# [TASK DETAILS]
Below are some records. Copy every line in them that holds "территории".

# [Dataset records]
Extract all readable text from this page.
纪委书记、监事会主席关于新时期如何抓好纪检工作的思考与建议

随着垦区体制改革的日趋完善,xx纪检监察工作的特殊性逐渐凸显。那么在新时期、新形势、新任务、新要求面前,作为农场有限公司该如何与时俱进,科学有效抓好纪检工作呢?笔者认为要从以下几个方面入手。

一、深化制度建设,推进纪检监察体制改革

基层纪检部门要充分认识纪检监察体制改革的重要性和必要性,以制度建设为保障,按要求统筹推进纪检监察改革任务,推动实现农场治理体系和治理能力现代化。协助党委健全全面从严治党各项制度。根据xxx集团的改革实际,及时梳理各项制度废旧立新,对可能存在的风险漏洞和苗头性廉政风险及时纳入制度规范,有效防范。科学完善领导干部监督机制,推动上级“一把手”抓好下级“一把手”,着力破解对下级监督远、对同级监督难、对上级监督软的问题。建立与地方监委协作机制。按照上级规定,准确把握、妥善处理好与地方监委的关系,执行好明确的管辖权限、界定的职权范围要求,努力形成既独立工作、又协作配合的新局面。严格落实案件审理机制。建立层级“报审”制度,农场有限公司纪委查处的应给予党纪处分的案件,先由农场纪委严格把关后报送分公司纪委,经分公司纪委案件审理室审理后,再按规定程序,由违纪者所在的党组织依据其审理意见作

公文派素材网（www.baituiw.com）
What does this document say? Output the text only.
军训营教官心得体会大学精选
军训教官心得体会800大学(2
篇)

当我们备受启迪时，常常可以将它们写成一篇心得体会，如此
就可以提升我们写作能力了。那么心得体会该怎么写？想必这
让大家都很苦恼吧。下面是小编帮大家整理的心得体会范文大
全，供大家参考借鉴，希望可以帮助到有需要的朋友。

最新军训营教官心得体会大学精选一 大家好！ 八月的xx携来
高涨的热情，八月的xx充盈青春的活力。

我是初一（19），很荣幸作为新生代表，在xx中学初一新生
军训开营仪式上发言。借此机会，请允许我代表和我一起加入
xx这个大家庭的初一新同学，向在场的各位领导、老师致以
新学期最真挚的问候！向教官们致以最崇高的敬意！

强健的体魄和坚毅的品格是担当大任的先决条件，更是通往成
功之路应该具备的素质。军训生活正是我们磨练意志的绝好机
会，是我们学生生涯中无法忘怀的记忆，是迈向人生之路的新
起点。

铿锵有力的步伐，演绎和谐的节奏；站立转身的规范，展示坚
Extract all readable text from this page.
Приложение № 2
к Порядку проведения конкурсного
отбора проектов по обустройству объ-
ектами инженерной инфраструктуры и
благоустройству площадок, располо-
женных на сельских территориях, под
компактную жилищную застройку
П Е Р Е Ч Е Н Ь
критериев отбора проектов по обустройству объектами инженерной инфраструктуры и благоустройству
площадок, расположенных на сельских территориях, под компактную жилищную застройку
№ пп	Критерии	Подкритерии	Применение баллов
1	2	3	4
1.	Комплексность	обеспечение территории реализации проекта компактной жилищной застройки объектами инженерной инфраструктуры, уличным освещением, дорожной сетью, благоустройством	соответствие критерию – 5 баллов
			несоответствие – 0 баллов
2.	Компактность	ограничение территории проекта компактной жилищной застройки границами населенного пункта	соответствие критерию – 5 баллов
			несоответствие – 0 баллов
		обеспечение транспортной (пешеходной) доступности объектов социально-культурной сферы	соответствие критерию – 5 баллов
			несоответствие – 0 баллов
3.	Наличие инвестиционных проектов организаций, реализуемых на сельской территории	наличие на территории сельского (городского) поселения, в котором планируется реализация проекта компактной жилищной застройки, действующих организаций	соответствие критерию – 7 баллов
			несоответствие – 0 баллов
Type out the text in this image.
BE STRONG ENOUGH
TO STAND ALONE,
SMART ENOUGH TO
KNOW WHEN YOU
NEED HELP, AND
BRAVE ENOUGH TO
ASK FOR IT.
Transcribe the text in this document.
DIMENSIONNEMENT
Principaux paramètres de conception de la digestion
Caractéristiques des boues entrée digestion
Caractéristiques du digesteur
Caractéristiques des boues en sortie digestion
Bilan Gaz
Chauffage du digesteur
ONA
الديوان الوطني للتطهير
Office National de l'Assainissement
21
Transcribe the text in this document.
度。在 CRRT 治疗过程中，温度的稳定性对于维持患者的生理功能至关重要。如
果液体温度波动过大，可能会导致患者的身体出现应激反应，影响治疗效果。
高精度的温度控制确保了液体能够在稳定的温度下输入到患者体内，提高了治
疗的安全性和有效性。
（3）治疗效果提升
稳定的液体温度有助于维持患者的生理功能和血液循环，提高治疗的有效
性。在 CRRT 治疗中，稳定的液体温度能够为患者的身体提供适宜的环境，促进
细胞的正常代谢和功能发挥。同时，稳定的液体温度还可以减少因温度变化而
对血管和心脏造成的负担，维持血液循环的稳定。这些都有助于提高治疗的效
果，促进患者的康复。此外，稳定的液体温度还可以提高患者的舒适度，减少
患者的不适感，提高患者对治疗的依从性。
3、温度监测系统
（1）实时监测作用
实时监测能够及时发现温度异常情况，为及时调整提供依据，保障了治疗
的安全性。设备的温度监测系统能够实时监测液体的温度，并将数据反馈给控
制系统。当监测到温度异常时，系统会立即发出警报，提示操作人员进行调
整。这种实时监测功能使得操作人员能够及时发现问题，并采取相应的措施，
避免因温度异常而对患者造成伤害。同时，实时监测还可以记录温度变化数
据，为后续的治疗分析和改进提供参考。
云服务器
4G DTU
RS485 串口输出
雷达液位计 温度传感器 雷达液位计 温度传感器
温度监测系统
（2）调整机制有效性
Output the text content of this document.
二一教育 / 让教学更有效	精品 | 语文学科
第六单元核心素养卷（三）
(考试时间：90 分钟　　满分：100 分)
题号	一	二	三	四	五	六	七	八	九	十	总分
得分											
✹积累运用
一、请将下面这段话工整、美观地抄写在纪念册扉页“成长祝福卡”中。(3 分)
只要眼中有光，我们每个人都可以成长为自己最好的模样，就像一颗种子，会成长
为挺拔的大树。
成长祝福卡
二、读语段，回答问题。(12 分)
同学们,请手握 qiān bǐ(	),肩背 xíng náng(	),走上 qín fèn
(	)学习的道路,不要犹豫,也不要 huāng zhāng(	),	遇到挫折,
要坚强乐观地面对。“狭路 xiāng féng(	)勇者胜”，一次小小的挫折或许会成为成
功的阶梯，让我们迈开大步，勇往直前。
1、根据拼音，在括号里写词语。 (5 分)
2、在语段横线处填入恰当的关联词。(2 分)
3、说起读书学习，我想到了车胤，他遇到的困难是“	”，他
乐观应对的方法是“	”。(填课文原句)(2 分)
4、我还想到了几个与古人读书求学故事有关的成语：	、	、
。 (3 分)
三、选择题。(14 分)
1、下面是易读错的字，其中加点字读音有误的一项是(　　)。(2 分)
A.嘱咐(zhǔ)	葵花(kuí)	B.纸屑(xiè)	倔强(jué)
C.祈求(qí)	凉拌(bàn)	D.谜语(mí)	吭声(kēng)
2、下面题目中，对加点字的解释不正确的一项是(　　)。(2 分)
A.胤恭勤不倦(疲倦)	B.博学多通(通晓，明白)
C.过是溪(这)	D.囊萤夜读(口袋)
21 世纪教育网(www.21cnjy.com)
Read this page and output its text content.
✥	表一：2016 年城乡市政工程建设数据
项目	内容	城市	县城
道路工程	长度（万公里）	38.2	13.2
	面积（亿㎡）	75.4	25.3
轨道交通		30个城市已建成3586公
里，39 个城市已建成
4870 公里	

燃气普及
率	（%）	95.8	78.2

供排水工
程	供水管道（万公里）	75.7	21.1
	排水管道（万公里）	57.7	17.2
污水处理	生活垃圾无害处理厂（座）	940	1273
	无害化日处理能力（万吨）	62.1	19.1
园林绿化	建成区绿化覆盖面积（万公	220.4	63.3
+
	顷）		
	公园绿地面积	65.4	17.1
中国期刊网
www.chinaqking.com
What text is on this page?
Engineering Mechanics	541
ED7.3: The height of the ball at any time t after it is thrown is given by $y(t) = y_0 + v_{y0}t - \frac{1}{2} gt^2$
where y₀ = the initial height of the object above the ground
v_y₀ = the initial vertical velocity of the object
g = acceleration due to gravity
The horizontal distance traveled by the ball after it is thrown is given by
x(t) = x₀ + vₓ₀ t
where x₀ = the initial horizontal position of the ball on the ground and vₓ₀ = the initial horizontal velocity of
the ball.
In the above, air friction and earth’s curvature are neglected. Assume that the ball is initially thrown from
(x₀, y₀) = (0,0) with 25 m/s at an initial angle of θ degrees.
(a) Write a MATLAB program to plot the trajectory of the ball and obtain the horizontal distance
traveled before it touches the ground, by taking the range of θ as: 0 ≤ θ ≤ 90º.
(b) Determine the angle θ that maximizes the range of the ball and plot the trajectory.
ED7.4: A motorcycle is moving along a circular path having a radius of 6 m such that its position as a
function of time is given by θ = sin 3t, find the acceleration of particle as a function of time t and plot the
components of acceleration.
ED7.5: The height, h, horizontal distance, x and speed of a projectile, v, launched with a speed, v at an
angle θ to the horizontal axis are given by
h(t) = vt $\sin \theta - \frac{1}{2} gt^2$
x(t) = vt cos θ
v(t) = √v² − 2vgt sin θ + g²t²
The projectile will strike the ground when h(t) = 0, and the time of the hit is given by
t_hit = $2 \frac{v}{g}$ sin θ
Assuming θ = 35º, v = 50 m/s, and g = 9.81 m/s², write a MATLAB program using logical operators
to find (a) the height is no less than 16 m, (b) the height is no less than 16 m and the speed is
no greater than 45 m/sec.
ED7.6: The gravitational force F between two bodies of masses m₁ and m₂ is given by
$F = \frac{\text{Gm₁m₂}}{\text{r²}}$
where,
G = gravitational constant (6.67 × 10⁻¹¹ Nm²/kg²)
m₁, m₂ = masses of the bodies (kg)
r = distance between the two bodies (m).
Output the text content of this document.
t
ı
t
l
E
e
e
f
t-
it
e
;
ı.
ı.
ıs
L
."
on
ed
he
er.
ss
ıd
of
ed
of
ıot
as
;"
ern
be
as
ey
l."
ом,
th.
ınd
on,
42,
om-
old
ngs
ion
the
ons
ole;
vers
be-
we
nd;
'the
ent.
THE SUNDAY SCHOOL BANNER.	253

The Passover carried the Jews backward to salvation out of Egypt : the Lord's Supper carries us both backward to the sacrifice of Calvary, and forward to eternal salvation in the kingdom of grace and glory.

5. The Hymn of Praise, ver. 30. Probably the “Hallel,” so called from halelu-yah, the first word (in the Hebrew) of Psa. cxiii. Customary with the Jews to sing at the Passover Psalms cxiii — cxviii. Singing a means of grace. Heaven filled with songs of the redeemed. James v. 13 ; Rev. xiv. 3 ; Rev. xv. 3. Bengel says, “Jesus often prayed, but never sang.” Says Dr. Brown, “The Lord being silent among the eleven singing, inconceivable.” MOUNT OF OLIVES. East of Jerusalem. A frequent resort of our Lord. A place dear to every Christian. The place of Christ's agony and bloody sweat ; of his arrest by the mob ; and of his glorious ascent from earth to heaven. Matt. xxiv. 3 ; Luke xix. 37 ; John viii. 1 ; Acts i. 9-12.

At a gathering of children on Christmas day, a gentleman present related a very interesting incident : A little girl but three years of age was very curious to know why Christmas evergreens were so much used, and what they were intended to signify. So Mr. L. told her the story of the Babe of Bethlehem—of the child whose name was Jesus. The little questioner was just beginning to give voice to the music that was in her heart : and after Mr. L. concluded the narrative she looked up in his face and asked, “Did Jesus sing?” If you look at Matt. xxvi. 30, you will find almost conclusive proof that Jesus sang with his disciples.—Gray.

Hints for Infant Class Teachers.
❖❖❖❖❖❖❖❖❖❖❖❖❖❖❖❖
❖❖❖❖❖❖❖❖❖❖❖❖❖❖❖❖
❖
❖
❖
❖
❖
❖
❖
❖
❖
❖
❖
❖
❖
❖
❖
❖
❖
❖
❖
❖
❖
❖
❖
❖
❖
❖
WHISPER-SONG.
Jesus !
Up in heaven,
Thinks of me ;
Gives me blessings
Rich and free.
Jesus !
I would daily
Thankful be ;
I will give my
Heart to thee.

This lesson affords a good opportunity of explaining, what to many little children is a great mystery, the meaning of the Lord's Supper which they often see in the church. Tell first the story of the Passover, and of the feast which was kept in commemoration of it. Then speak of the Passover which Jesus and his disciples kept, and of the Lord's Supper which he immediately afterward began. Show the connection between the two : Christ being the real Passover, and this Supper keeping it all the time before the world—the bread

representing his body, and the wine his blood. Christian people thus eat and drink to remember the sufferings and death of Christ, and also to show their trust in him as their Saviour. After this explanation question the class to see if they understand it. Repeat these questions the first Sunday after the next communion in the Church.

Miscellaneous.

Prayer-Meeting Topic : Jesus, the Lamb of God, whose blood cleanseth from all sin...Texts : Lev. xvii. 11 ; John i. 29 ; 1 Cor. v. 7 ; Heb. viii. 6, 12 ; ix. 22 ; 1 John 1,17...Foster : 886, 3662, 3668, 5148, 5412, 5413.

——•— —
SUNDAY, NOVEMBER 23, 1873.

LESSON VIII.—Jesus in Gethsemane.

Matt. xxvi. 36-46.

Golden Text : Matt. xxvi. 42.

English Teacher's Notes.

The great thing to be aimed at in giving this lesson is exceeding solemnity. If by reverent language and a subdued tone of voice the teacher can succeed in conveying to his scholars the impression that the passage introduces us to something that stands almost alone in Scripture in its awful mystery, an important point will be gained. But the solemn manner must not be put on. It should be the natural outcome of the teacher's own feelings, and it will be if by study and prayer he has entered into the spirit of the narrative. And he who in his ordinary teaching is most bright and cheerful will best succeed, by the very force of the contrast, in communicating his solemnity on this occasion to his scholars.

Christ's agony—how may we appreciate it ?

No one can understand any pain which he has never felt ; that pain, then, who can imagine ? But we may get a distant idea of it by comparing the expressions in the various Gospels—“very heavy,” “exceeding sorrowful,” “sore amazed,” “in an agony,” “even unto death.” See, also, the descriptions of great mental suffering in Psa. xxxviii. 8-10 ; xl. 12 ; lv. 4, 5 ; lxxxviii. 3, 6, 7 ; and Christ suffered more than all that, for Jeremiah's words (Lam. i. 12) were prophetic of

# [TASK OUTPUT]
1.	Комплексность	обеспечение территории реализации проекта компактной жилищной застройки объектами инженерной инфраструктуры, уличным освещением, дорожной сетью, благоустройством	соответствие критерию – 5 баллов
2.	Компактность	ограничение территории проекта компактной жилищной застройки границами населенного пункта	соответствие критерию – 5 баллов
3.	Наличие инвестиционных проектов организаций, реализуемых на сельской территории	наличие на территории сельского (городского) поселения, в котором планируется реализация проекта компактной жилищной застройки, действующих организаций	соответствие критерию – 7 баллов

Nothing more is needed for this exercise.